PROBLEM TO WORK ON
Set every record down verbatim and omit the pictures.

Data entries
::::::

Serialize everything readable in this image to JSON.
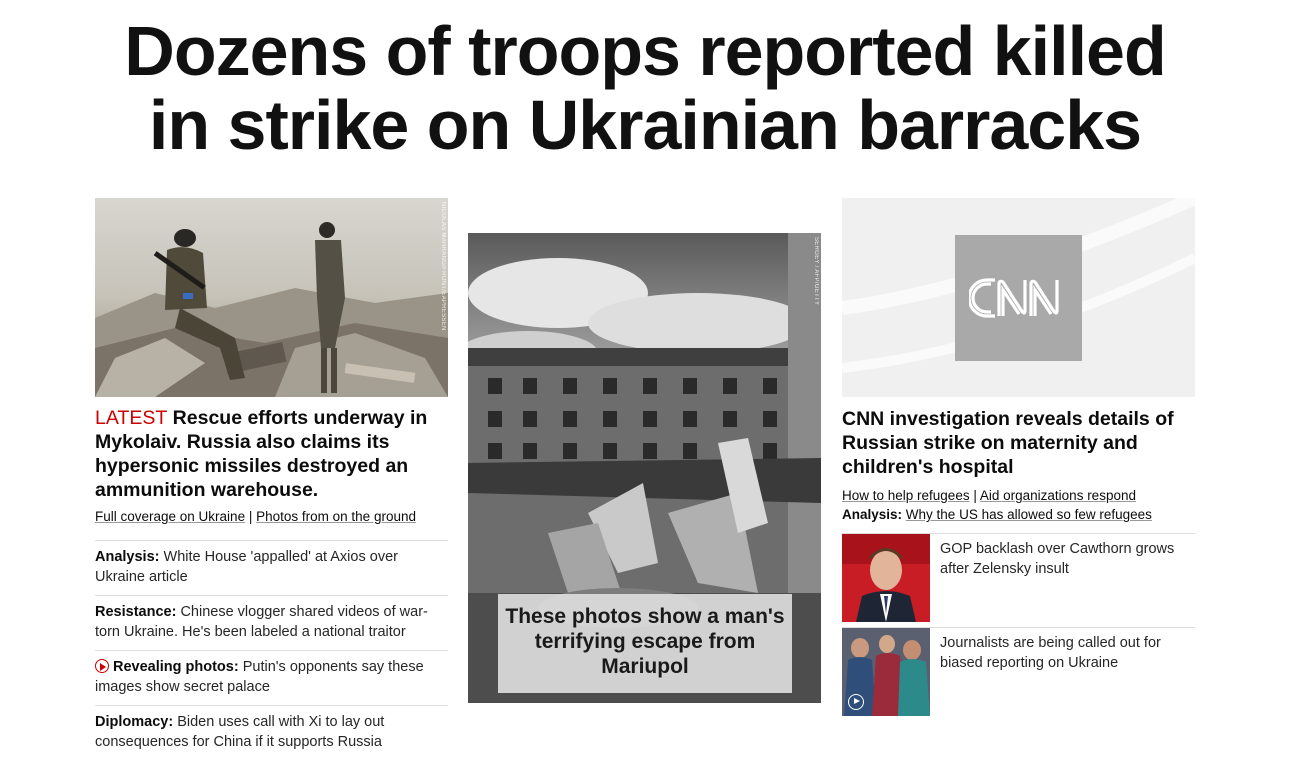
{
  "headline": {
    "line1": "Dozens of troops reported killed",
    "line2": "in strike on Ukrainian barracks"
  },
  "left": {
    "photo_credit": "NICOLAS MAHRANG/FRONT/EAPRESSEN",
    "latest_label": "LATEST",
    "lead_text": "Rescue efforts underway in Mykolaiv. Russia also claims its hypersonic missiles destroyed an ammunition warehouse.",
    "sublink1": "Full coverage on Ukraine",
    "separator": "|",
    "sublink2": "Photos from on the ground",
    "stories": [
      {
        "kicker": "Analysis:",
        "text": "White House 'appalled' at Axios over Ukraine article"
      },
      {
        "kicker": "Resistance:",
        "text": "Chinese vlogger shared videos of war-torn Ukraine. He's been labeled a national traitor"
      },
      {
        "kicker": "Revealing photos:",
        "text": "Putin's opponents say these images show secret palace"
      },
      {
        "kicker": "Diplomacy:",
        "text": "Biden uses call with Xi to lay out consequences for China if it supports Russia"
      }
    ]
  },
  "middle": {
    "photo_credit": "SERGEY / AFP/GETTY",
    "caption": "These photos show a man's terrifying escape from Mariupol"
  },
  "right": {
    "logo_text": "CNN",
    "lead_text": "CNN investigation reveals details of Russian strike on maternity and children's hospital",
    "sublink1": "How to help refugees",
    "separator": "|",
    "sublink2": "Aid organizations respond",
    "analysis_kicker": "Analysis:",
    "analysis_link": "Why the US has allowed so few refugees",
    "thumb_stories": [
      {
        "text": "GOP backlash over Cawthorn grows after Zelensky insult"
      },
      {
        "text": "Journalists are being called out for biased reporting on Ukraine"
      }
    ]
  },
  "colors": {
    "accent_red": "#cc0000",
    "text": "#0c0c0c",
    "divider": "#dedede"
  }
}
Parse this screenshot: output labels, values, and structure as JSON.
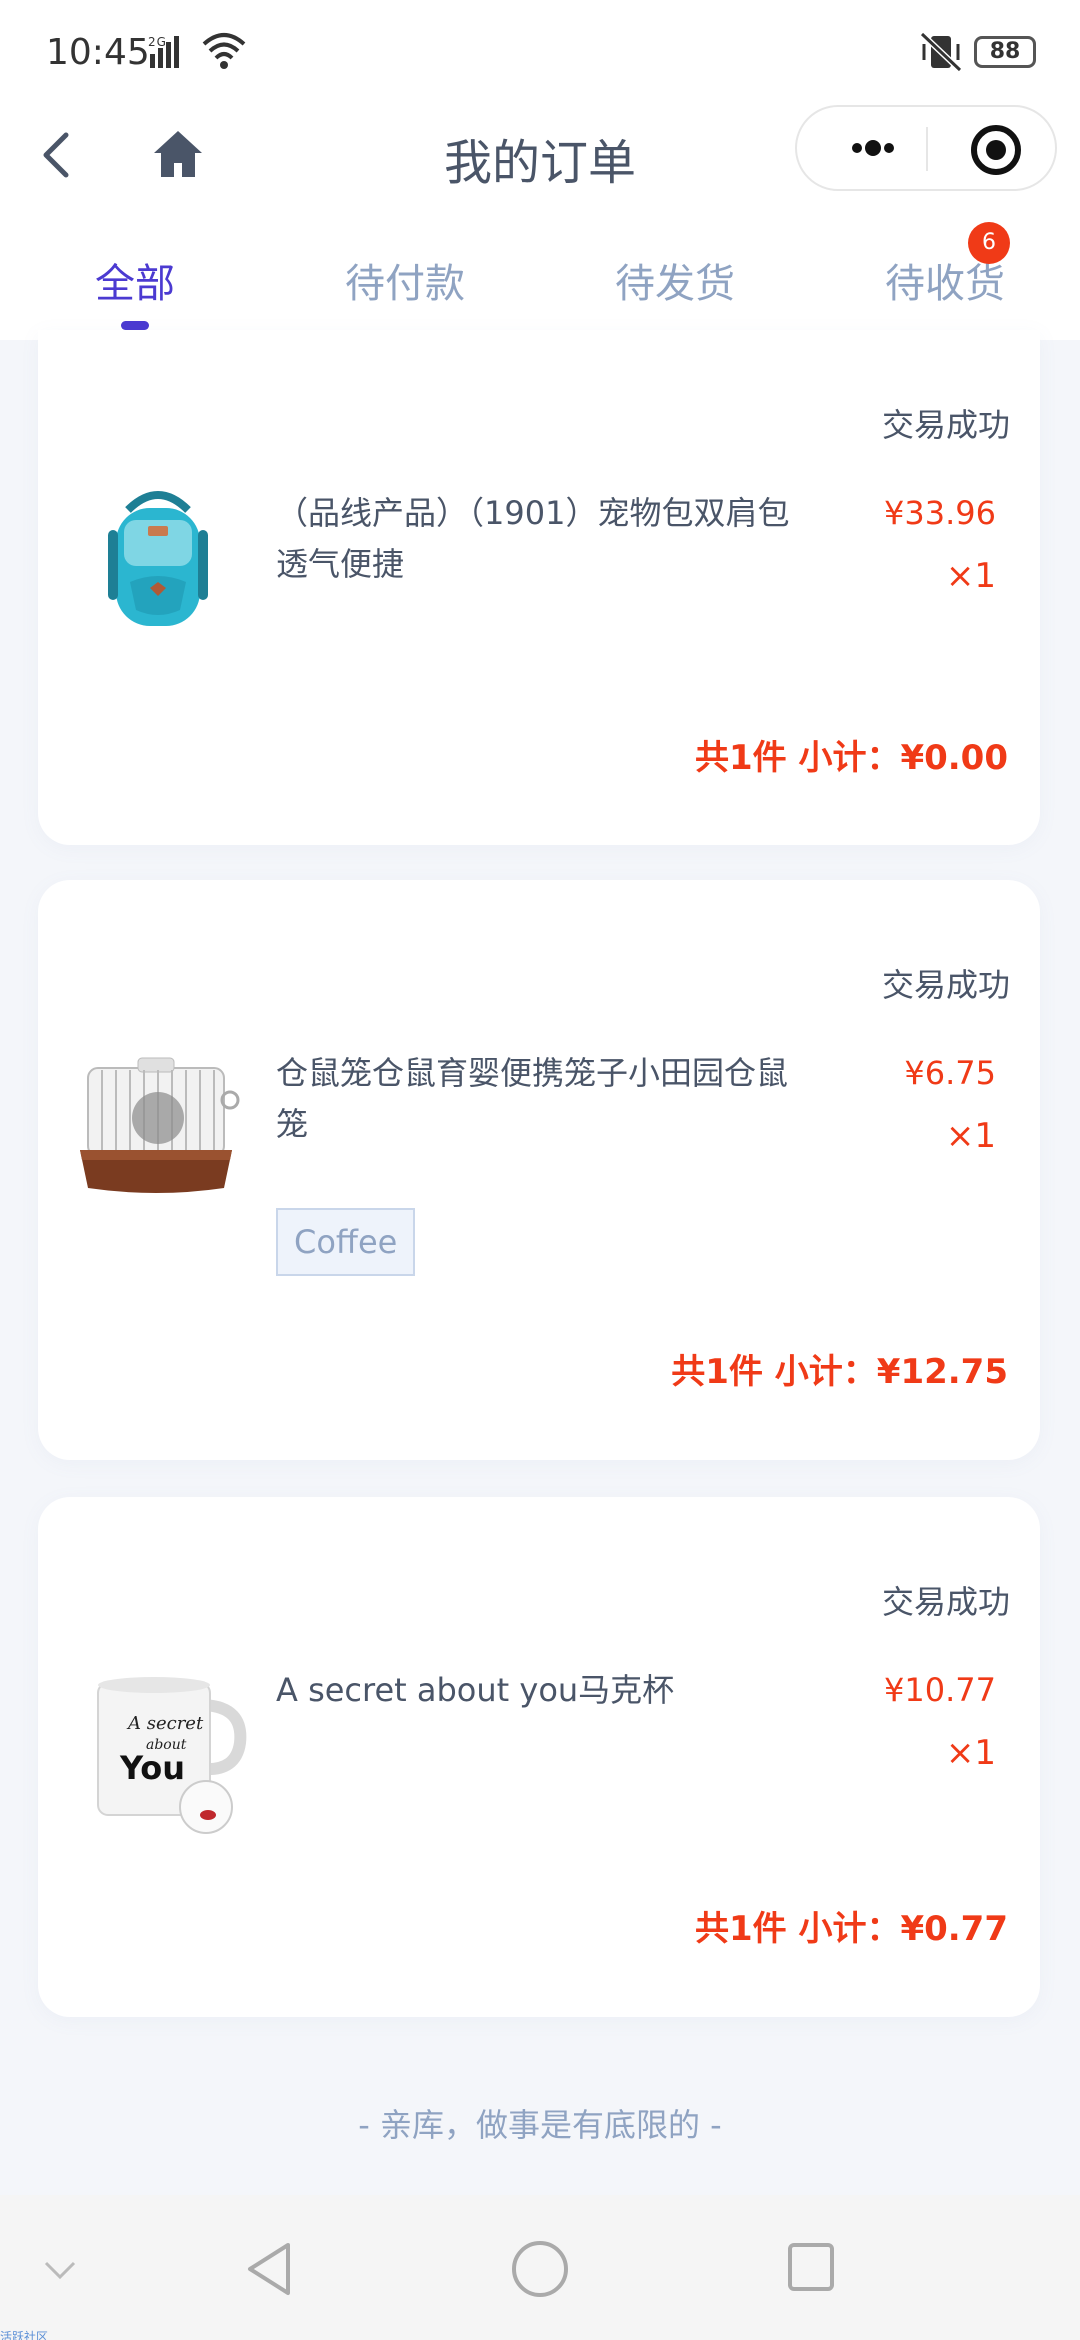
{
  "status_bar": {
    "time": "10:45",
    "signal": "2G",
    "battery": "88"
  },
  "nav": {
    "title": "我的订单"
  },
  "tabs": [
    {
      "label": "全部",
      "active": true
    },
    {
      "label": "待付款",
      "active": false
    },
    {
      "label": "待发货",
      "active": false
    },
    {
      "label": "待收货",
      "active": false,
      "badge": "6"
    }
  ],
  "orders": [
    {
      "status": "交易成功",
      "title": "（品线产品）（1901）宠物包双肩包透气便捷",
      "price": "¥33.96",
      "qty": "×1",
      "total": "共1件 小计：¥0.00",
      "image": "blue-pet-backpack"
    },
    {
      "status": "交易成功",
      "title": "仓鼠笼仓鼠育婴便携笼子小田园仓鼠笼",
      "price": "¥6.75",
      "qty": "×1",
      "spec": "Coffee",
      "total": "共1件 小计：¥12.75",
      "image": "hamster-cage"
    },
    {
      "status": "交易成功",
      "title": "A secret about you马克杯",
      "price": "¥10.77",
      "qty": "×1",
      "total": "共1件 小计：¥0.77",
      "image": "white-mug",
      "image_text": [
        "A secret",
        "about",
        "You"
      ]
    }
  ],
  "footer_note": "- 亲库，做事是有底限的 -",
  "watermark": "活跃社区",
  "colors": {
    "accent": "#4b3ad1",
    "price": "#f03a17",
    "muted": "#8fa3c2"
  }
}
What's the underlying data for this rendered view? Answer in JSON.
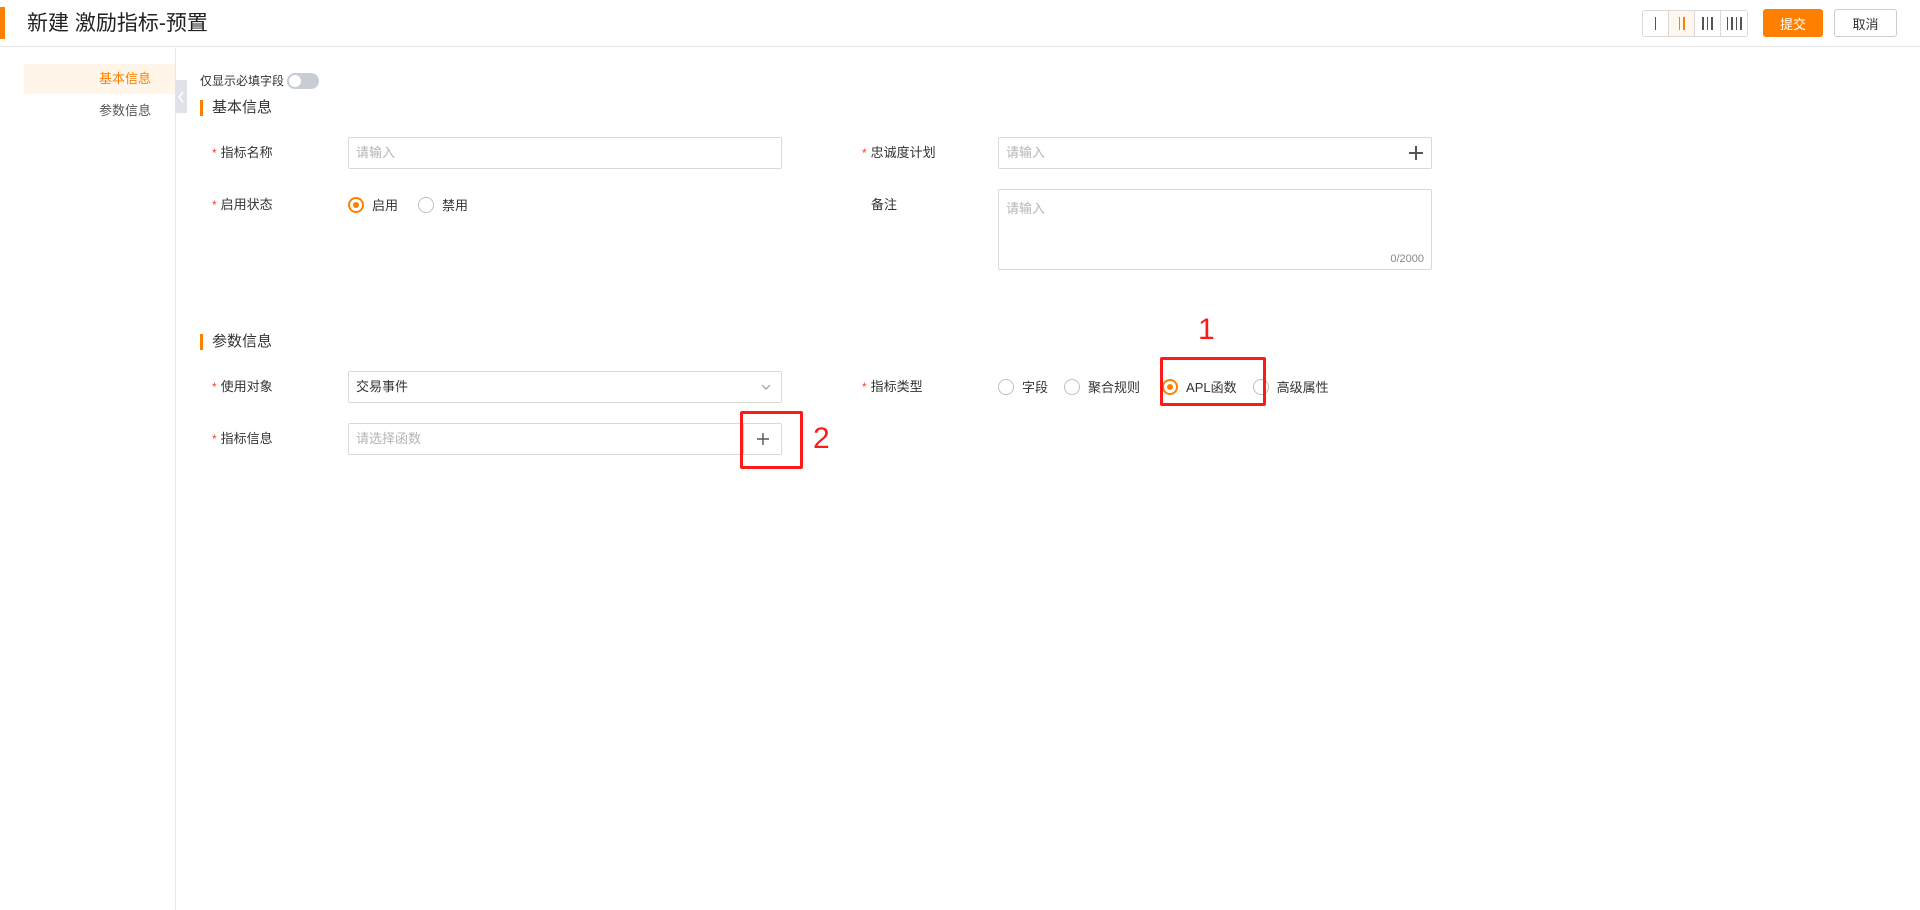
{
  "header": {
    "title": "新建 激励指标-预置",
    "submit_label": "提交",
    "cancel_label": "取消",
    "accent_color": "#ff8000"
  },
  "sidebar": {
    "items": [
      {
        "label": "基本信息",
        "active": true
      },
      {
        "label": "参数信息",
        "active": false
      }
    ]
  },
  "form": {
    "required_only_label": "仅显示必填字段",
    "basic_section": {
      "title": "基本信息",
      "metric_name_label": "指标名称",
      "metric_name_placeholder": "请输入",
      "loyalty_plan_label": "忠诚度计划",
      "loyalty_plan_placeholder": "请输入",
      "status_label": "启用状态",
      "status_options": [
        "启用",
        "禁用"
      ],
      "status_selected": "启用",
      "remark_label": "备注",
      "remark_placeholder": "请输入",
      "remark_counter": "0/2000"
    },
    "param_section": {
      "title": "参数信息",
      "target_label": "使用对象",
      "target_value": "交易事件",
      "metric_type_label": "指标类型",
      "metric_type_options": [
        "字段",
        "聚合规则",
        "APL函数",
        "高级属性"
      ],
      "metric_type_selected": "APL函数",
      "metric_info_label": "指标信息",
      "metric_info_placeholder": "请选择函数"
    }
  },
  "annotations": {
    "label_1": "1",
    "label_2": "2",
    "color": "#ff1a1a"
  }
}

::::::

CORRECT RESULT
Serialize everything readable in this image to JSON.
{
  "headline": {
    "line1": "Dozens of troops reported killed",
    "line2": "in strike on Ukrainian barracks"
  },
  "left": {
    "photo_credit": "NICOLAS MAHRANG/FRONT/EAPRESSEN",
    "latest_label": "LATEST",
    "lead_text": "Rescue efforts underway in Mykolaiv. Russia also claims its hypersonic missiles destroyed an ammunition warehouse.",
    "sublink1": "Full coverage on Ukraine",
    "separator": "|",
    "sublink2": "Photos from on the ground",
    "stories": [
      {
        "kicker": "Analysis:",
        "text": "White House 'appalled' at Axios over Ukraine article"
      },
      {
        "kicker": "Resistance:",
        "text": "Chinese vlogger shared videos of war-torn Ukraine. He's been labeled a national traitor"
      },
      {
        "kicker": "Revealing photos:",
        "text": "Putin's opponents say these images show secret palace"
      },
      {
        "kicker": "Diplomacy:",
        "text": "Biden uses call with Xi to lay out consequences for China if it supports Russia"
      }
    ]
  },
  "middle": {
    "photo_credit": "SERGEY / AFP/GETTY",
    "caption": "These photos show a man's terrifying escape from Mariupol"
  },
  "right": {
    "logo_text": "CNN",
    "lead_text": "CNN investigation reveals details of Russian strike on maternity and children's hospital",
    "sublink1": "How to help refugees",
    "separator": "|",
    "sublink2": "Aid organizations respond",
    "analysis_kicker": "Analysis:",
    "analysis_link": "Why the US has allowed so few refugees",
    "thumb_stories": [
      {
        "text": "GOP backlash over Cawthorn grows after Zelensky insult"
      },
      {
        "text": "Journalists are being called out for biased reporting on Ukraine"
      }
    ]
  },
  "colors": {
    "accent_red": "#cc0000",
    "text": "#0c0c0c",
    "divider": "#dedede"
  }
}
Parse this screenshot: output labels, values, and structure as JSON.
{
  "status_bar": {
    "time": "10:45",
    "signal": "2G",
    "battery": "88"
  },
  "nav": {
    "title": "我的订单"
  },
  "tabs": [
    {
      "label": "全部",
      "active": true
    },
    {
      "label": "待付款",
      "active": false
    },
    {
      "label": "待发货",
      "active": false
    },
    {
      "label": "待收货",
      "active": false,
      "badge": "6"
    }
  ],
  "orders": [
    {
      "status": "交易成功",
      "title": "（品线产品）（1901）宠物包双肩包透气便捷",
      "price": "¥33.96",
      "qty": "×1",
      "total": "共1件 小计：¥0.00",
      "image": "blue-pet-backpack"
    },
    {
      "status": "交易成功",
      "title": "仓鼠笼仓鼠育婴便携笼子小田园仓鼠笼",
      "price": "¥6.75",
      "qty": "×1",
      "spec": "Coffee",
      "total": "共1件 小计：¥12.75",
      "image": "hamster-cage"
    },
    {
      "status": "交易成功",
      "title": "A secret about you马克杯",
      "price": "¥10.77",
      "qty": "×1",
      "total": "共1件 小计：¥0.77",
      "image": "white-mug",
      "image_text": [
        "A secret",
        "about",
        "You"
      ]
    }
  ],
  "footer_note": "- 亲库，做事是有底限的 -",
  "watermark": "活跃社区",
  "colors": {
    "accent": "#4b3ad1",
    "price": "#f03a17",
    "muted": "#8fa3c2"
  }
}
What's the underlying data for this rendered view? Answer in JSON.
{
  "header": {
    "title": "新建 激励指标-预置",
    "submit_label": "提交",
    "cancel_label": "取消",
    "accent_color": "#ff8000"
  },
  "sidebar": {
    "items": [
      {
        "label": "基本信息",
        "active": true
      },
      {
        "label": "参数信息",
        "active": false
      }
    ]
  },
  "form": {
    "required_only_label": "仅显示必填字段",
    "basic_section": {
      "title": "基本信息",
      "metric_name_label": "指标名称",
      "metric_name_placeholder": "请输入",
      "loyalty_plan_label": "忠诚度计划",
      "loyalty_plan_placeholder": "请输入",
      "status_label": "启用状态",
      "status_options": [
        "启用",
        "禁用"
      ],
      "status_selected": "启用",
      "remark_label": "备注",
      "remark_placeholder": "请输入",
      "remark_counter": "0/2000"
    },
    "param_section": {
      "title": "参数信息",
      "target_label": "使用对象",
      "target_value": "交易事件",
      "metric_type_label": "指标类型",
      "metric_type_options": [
        "字段",
        "聚合规则",
        "APL函数",
        "高级属性"
      ],
      "metric_type_selected": "APL函数",
      "metric_info_label": "指标信息",
      "metric_info_placeholder": "请选择函数"
    }
  },
  "annotations": {
    "label_1": "1",
    "label_2": "2",
    "color": "#ff1a1a"
  }
}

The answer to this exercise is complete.